Count how many lines in the material below hold the word "Actionable"; the reply is that number alone.

start

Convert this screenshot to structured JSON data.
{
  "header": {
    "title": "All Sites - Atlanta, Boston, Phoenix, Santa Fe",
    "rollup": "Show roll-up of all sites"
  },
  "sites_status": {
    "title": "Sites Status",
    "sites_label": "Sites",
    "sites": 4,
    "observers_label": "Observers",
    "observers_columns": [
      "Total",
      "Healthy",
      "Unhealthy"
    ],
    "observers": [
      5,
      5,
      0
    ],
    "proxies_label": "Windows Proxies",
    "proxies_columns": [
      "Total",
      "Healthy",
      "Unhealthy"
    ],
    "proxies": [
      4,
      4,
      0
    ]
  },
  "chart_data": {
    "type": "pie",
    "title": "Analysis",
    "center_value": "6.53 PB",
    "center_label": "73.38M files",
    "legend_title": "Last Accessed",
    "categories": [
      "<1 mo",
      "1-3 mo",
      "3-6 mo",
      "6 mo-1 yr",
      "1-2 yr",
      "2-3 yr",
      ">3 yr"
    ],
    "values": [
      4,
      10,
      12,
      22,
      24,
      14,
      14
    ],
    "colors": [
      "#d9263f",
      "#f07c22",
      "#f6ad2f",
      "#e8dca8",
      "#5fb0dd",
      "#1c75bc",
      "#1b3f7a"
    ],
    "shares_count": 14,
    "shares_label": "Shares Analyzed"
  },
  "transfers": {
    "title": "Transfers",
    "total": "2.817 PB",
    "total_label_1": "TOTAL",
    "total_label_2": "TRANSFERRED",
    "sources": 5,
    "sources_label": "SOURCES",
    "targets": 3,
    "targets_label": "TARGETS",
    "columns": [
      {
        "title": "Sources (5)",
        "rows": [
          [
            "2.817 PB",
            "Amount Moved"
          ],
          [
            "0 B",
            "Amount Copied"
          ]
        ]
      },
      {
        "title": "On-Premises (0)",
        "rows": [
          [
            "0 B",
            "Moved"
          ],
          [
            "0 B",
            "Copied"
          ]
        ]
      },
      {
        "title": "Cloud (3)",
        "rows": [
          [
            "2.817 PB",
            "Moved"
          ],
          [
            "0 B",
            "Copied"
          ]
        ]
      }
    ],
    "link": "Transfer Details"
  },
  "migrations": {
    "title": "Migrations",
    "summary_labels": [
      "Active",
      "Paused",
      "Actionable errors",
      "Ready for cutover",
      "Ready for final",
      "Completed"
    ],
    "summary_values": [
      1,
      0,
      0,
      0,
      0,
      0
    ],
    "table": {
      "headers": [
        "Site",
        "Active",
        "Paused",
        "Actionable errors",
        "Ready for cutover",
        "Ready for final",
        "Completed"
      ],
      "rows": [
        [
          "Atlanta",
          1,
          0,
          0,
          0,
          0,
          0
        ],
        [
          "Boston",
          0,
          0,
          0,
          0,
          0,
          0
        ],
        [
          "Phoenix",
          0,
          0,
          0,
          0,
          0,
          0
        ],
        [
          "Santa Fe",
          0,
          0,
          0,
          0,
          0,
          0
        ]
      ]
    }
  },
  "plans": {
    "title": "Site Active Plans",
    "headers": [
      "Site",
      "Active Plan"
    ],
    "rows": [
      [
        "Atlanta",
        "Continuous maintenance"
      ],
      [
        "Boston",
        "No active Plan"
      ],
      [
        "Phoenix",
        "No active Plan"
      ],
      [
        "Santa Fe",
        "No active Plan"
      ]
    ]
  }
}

end

- [Exercise response]
2